> _EXERCISE DETAILS_: Below are records to transcribe exactly, without their pictures.
--- BEGIN EXERCISE DATA ---
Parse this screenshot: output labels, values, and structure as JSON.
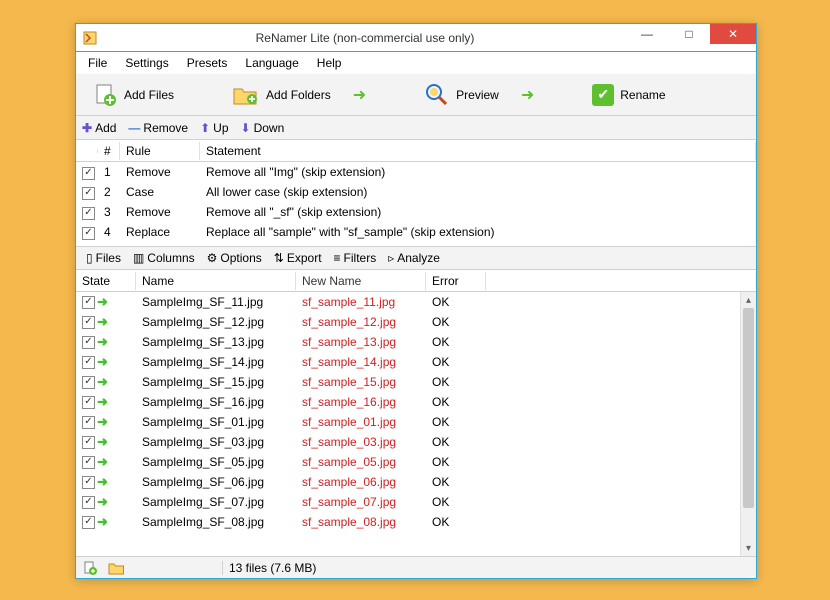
{
  "window": {
    "title": "ReNamer Lite (non-commercial use only)"
  },
  "menu": [
    "File",
    "Settings",
    "Presets",
    "Language",
    "Help"
  ],
  "toolbar": {
    "add_files": "Add Files",
    "add_folders": "Add Folders",
    "preview": "Preview",
    "rename": "Rename"
  },
  "rules_toolbar": {
    "add": "Add",
    "remove": "Remove",
    "up": "Up",
    "down": "Down"
  },
  "rules_header": {
    "num": "#",
    "rule": "Rule",
    "stmt": "Statement"
  },
  "rules": [
    {
      "n": "1",
      "rule": "Remove",
      "stmt": "Remove all \"Img\" (skip extension)"
    },
    {
      "n": "2",
      "rule": "Case",
      "stmt": "All lower case (skip extension)"
    },
    {
      "n": "3",
      "rule": "Remove",
      "stmt": "Remove all \"_sf\" (skip extension)"
    },
    {
      "n": "4",
      "rule": "Replace",
      "stmt": "Replace all \"sample\" with \"sf_sample\" (skip extension)"
    }
  ],
  "files_toolbar": [
    "Files",
    "Columns",
    "Options",
    "Export",
    "Filters",
    "Analyze"
  ],
  "files_header": {
    "state": "State",
    "name": "Name",
    "newname": "New Name",
    "error": "Error"
  },
  "files": [
    {
      "name": "SampleImg_SF_11.jpg",
      "newname": "sf_sample_11.jpg",
      "error": "OK"
    },
    {
      "name": "SampleImg_SF_12.jpg",
      "newname": "sf_sample_12.jpg",
      "error": "OK"
    },
    {
      "name": "SampleImg_SF_13.jpg",
      "newname": "sf_sample_13.jpg",
      "error": "OK"
    },
    {
      "name": "SampleImg_SF_14.jpg",
      "newname": "sf_sample_14.jpg",
      "error": "OK"
    },
    {
      "name": "SampleImg_SF_15.jpg",
      "newname": "sf_sample_15.jpg",
      "error": "OK"
    },
    {
      "name": "SampleImg_SF_16.jpg",
      "newname": "sf_sample_16.jpg",
      "error": "OK"
    },
    {
      "name": "SampleImg_SF_01.jpg",
      "newname": "sf_sample_01.jpg",
      "error": "OK"
    },
    {
      "name": "SampleImg_SF_03.jpg",
      "newname": "sf_sample_03.jpg",
      "error": "OK"
    },
    {
      "name": "SampleImg_SF_05.jpg",
      "newname": "sf_sample_05.jpg",
      "error": "OK"
    },
    {
      "name": "SampleImg_SF_06.jpg",
      "newname": "sf_sample_06.jpg",
      "error": "OK"
    },
    {
      "name": "SampleImg_SF_07.jpg",
      "newname": "sf_sample_07.jpg",
      "error": "OK"
    },
    {
      "name": "SampleImg_SF_08.jpg",
      "newname": "sf_sample_08.jpg",
      "error": "OK"
    }
  ],
  "statusbar": {
    "text": "13 files (7.6 MB)"
  }
}
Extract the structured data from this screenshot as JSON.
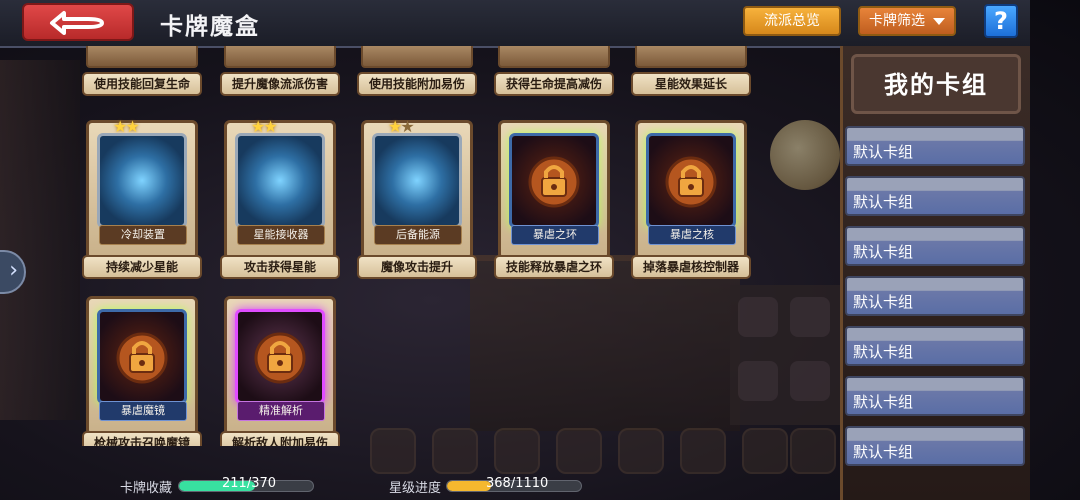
--- END EXERCISE DATA ---
> _FULL SOLUTION_:
Parse this screenshot: output labels, values, and structure as JSON.
{
  "window": {
    "title": "ReNamer Lite (non-commercial use only)"
  },
  "menu": [
    "File",
    "Settings",
    "Presets",
    "Language",
    "Help"
  ],
  "toolbar": {
    "add_files": "Add Files",
    "add_folders": "Add Folders",
    "preview": "Preview",
    "rename": "Rename"
  },
  "rules_toolbar": {
    "add": "Add",
    "remove": "Remove",
    "up": "Up",
    "down": "Down"
  },
  "rules_header": {
    "num": "#",
    "rule": "Rule",
    "stmt": "Statement"
  },
  "rules": [
    {
      "n": "1",
      "rule": "Remove",
      "stmt": "Remove all \"Img\" (skip extension)"
    },
    {
      "n": "2",
      "rule": "Case",
      "stmt": "All lower case (skip extension)"
    },
    {
      "n": "3",
      "rule": "Remove",
      "stmt": "Remove all \"_sf\" (skip extension)"
    },
    {
      "n": "4",
      "rule": "Replace",
      "stmt": "Replace all \"sample\" with \"sf_sample\" (skip extension)"
    }
  ],
  "files_toolbar": [
    "Files",
    "Columns",
    "Options",
    "Export",
    "Filters",
    "Analyze"
  ],
  "files_header": {
    "state": "State",
    "name": "Name",
    "newname": "New Name",
    "error": "Error"
  },
  "files": [
    {
      "name": "SampleImg_SF_11.jpg",
      "newname": "sf_sample_11.jpg",
      "error": "OK"
    },
    {
      "name": "SampleImg_SF_12.jpg",
      "newname": "sf_sample_12.jpg",
      "error": "OK"
    },
    {
      "name": "SampleImg_SF_13.jpg",
      "newname": "sf_sample_13.jpg",
      "error": "OK"
    },
    {
      "name": "SampleImg_SF_14.jpg",
      "newname": "sf_sample_14.jpg",
      "error": "OK"
    },
    {
      "name": "SampleImg_SF_15.jpg",
      "newname": "sf_sample_15.jpg",
      "error": "OK"
    },
    {
      "name": "SampleImg_SF_16.jpg",
      "newname": "sf_sample_16.jpg",
      "error": "OK"
    },
    {
      "name": "SampleImg_SF_01.jpg",
      "newname": "sf_sample_01.jpg",
      "error": "OK"
    },
    {
      "name": "SampleImg_SF_03.jpg",
      "newname": "sf_sample_03.jpg",
      "error": "OK"
    },
    {
      "name": "SampleImg_SF_05.jpg",
      "newname": "sf_sample_05.jpg",
      "error": "OK"
    },
    {
      "name": "SampleImg_SF_06.jpg",
      "newname": "sf_sample_06.jpg",
      "error": "OK"
    },
    {
      "name": "SampleImg_SF_07.jpg",
      "newname": "sf_sample_07.jpg",
      "error": "OK"
    },
    {
      "name": "SampleImg_SF_08.jpg",
      "newname": "sf_sample_08.jpg",
      "error": "OK"
    }
  ],
  "statusbar": {
    "text": "13 files (7.6 MB)"
  }
}
Extract the structured data from this screenshot as JSON.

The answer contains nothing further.